## GIVEN PROBLEM 1
Read the sociology department text below and decide whether each statement agrees with it, answering yes or no and quoting the words that settle it: (a) The Institutional Analysis Seminar is a newly formed working group. (b) The first tri-lecture series covered genocide, lynching, and homicide. (c) Most graduate students choose to take the teaching seminar.

###

The University of Washington Sociology Department is among the oldest in the nation. At the same time we can credibly argue that in some respects we are among the youngest. I say this because of the additions that we continue to make to our faculty and because of our constant search to find new ways to improve our graduate and undergraduate programs and enhance support for the scholarly work of the department. We are fortunate to have a rich intellectual history, a vital and exciting scholarly community, and a very bright future.
We are committed to, and aggressively strive to deliver educational excellence to our students while not losing the focus on the generation of new knowledge that is the hallmark of leading departments. Key components of the intellectual life of the department are our seminars, where groups of faculty and graduate students discuss and critique our own ongoing research and scholarship. The Institutional Analysis Seminar and the Deviance and Social Control Seminar are long standing, ongoing working groups that provide rich supplements to standard graduate courses. Together with regular colloquia series offered by the Center for Studies in Demography and Ecology, The Center for Statistics in the Social Sciences, and the West Coast Poverty Center, these seminars provide a wide array of stimulating intellectual opportunities in and around the department. Faculty members from the Sociology Department play leadership roles in many of these external centers, and our faculty and graduate students contribute to their continued vitality. We also regularly invite outstanding scholars to campus to discuss their work. During the 2008-09 academic year sociologists presented colloquia about gender and politics, rights and public policy, policing, poverty, the American labor movement, and urban communities. The department also initiated a public tri-lecture series that we expect will continue to be our contribution to the University’s and Seattle’s intellectual scene. In that first series three of our colleagues discussed their work on genocide, lynching, and homicide.
Our graduate program is small enough for students and faculty to know each other well, yet large enough to have real intellectual diversity. We train our students to use a variety of methods to conduct theoretically driven research. Graduate students have many opportunities to develop both research and teaching skills. Most of their first publishing experience comes as a result of working on projects with the faculty, and the majority of them elect to take our well-established teaching seminar.

###

## GIVEN PROBLEM 2
Please recast part of the listing as a numbered list, starting at its first line and going on through the line with "Detect and localize", with blank lines and pictures left out.

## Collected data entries
###

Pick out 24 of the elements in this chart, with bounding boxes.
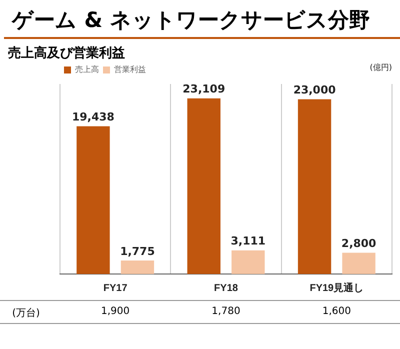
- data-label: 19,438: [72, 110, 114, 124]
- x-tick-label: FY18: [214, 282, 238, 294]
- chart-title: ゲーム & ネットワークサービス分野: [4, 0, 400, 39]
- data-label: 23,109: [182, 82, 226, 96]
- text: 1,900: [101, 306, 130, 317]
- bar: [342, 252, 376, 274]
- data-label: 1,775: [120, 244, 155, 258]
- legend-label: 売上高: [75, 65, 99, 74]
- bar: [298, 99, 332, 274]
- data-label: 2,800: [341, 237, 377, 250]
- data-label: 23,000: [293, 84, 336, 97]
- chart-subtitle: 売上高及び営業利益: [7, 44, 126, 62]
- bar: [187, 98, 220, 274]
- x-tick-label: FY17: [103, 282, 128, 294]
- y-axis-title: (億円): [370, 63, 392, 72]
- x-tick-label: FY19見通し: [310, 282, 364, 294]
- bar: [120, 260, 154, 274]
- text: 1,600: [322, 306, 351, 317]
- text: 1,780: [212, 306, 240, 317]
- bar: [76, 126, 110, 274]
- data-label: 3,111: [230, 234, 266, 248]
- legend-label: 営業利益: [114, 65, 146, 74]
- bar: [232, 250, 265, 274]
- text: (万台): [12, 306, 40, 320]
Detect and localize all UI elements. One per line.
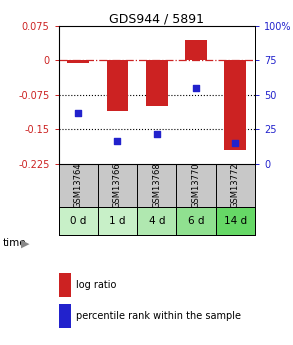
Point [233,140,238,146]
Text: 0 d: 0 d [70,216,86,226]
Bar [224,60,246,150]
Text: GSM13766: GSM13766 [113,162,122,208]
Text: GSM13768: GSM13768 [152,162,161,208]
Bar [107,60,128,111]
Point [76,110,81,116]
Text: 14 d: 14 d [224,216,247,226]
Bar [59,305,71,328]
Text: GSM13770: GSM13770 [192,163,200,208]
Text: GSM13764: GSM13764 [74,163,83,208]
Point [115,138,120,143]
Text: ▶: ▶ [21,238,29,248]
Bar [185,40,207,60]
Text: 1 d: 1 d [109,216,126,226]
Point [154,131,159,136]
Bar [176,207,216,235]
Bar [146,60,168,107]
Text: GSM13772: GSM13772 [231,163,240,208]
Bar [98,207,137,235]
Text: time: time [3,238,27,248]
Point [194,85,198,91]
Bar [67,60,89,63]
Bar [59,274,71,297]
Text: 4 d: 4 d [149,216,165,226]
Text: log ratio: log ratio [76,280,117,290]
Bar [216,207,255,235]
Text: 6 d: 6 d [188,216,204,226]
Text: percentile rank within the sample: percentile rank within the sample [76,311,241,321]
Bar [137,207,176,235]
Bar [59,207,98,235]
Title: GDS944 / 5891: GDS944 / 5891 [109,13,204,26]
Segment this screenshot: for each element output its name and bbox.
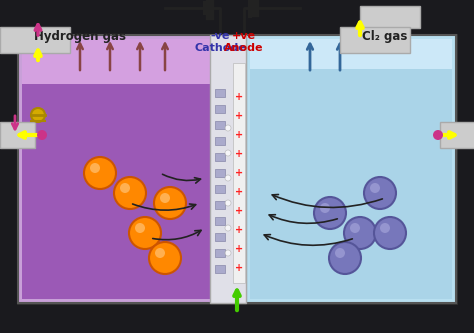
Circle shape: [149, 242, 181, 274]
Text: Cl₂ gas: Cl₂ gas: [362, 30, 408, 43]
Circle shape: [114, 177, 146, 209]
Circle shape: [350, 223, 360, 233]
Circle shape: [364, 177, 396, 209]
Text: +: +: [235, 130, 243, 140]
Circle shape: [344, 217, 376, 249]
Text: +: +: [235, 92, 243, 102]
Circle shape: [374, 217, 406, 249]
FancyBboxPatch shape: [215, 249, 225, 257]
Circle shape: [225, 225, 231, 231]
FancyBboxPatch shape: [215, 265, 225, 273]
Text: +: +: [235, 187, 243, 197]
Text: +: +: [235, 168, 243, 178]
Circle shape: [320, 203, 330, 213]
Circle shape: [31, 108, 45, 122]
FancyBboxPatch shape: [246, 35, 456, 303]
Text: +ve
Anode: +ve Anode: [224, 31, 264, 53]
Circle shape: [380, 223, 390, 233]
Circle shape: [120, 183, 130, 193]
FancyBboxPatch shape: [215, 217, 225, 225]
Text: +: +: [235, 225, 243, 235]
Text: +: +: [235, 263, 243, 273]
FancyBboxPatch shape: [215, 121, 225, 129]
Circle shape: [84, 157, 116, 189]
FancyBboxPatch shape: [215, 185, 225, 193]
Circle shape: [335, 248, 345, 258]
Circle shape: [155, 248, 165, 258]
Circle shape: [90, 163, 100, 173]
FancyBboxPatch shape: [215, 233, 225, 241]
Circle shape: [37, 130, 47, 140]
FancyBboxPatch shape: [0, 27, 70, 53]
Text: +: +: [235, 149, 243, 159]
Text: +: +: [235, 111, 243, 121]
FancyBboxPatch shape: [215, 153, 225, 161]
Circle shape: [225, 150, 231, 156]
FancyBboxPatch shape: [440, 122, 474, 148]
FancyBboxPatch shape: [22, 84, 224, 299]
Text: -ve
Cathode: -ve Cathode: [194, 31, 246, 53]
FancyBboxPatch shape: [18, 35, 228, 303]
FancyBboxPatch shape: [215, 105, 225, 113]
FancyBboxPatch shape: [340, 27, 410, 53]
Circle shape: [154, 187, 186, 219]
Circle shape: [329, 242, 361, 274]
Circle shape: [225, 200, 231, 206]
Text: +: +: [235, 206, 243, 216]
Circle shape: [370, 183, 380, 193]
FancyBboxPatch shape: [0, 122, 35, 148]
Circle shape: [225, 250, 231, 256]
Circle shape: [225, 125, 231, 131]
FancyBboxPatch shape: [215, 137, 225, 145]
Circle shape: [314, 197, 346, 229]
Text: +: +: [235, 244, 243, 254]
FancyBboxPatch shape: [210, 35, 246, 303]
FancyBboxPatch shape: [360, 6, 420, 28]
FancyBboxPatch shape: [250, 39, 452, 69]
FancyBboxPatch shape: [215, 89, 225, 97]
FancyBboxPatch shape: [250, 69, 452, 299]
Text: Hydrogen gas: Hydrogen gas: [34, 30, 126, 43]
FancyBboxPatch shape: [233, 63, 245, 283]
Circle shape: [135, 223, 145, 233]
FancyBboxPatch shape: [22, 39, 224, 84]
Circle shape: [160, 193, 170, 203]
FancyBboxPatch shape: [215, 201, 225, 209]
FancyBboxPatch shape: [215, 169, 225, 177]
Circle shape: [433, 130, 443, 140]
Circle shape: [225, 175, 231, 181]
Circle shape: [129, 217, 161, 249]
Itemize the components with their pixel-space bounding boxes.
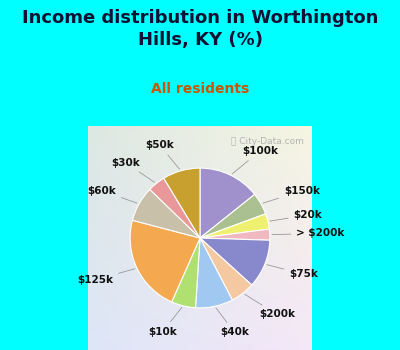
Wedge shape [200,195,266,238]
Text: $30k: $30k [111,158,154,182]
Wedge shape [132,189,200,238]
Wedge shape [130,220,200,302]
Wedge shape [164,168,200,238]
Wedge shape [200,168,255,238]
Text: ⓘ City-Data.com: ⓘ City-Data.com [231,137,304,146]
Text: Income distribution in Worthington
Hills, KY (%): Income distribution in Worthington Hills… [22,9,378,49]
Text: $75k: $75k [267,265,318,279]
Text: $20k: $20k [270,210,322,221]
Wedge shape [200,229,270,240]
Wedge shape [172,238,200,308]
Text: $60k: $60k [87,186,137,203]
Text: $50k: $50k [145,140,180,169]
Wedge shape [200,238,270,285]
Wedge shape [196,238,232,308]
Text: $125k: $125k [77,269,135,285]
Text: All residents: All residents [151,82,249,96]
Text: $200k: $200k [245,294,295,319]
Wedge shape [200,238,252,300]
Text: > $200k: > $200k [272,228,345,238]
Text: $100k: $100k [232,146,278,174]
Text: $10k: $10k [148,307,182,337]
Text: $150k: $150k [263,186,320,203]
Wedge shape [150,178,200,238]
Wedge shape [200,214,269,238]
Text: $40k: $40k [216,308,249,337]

###

## EXERCISE SOLUTION 1
(a) No: "The Institutional Analysis Seminar and the Deviance and Social Control Seminar are long standing, ongoing working groups"
(b) Yes: "In that first series three of our colleagues discussed their work on genocide, lynching, and homicide."
(c) Yes: "the majority of them elect to take our well-established teaching seminar."

## EXERCISE SOLUTION 2
1. Pick out 24 of the elements in this chart, with bounding boxes.
2. - data-label: 19,438: [72, 110, 114, 124]
3. - x-tick-label: FY18: [214, 282, 238, 294]
4. - chart-title: ゲーム & ネットワークサービス分野: [4, 0, 400, 39]
5. - data-label: 23,109: [182, 82, 226, 96]
6. - text: 1,900: [101, 306, 130, 317]
7. - bar: [342, 252, 376, 274]
8. - data-label: 1,775: [120, 244, 155, 258]
9. - legend-label: 売上高: [75, 65, 99, 74]
10. - bar: [298, 99, 332, 274]
11. - data-label: 2,800: [341, 237, 377, 250]
12. - data-label: 23,000: [293, 84, 336, 97]
13. - chart-subtitle: 売上高及び営業利益: [7, 44, 126, 62]
14. - bar: [187, 98, 220, 274]
15. - x-tick-label: FY17: [103, 282, 128, 294]
16. - y-axis-title: (億円): [370, 63, 392, 72]
17. - x-tick-label: FY19見通し: [310, 282, 364, 294]
18. - bar: [120, 260, 154, 274]
19. - text: 1,600: [322, 306, 351, 317]
20. - text: 1,780: [212, 306, 240, 317]
21. - bar: [76, 126, 110, 274]
22. - data-label: 3,111: [230, 234, 266, 248]
23. - legend-label: 営業利益: [114, 65, 146, 74]
24. - bar: [232, 250, 265, 274]
25. - text: (万台): [12, 306, 40, 320]
26. Detect and localize all UI elements. One per line.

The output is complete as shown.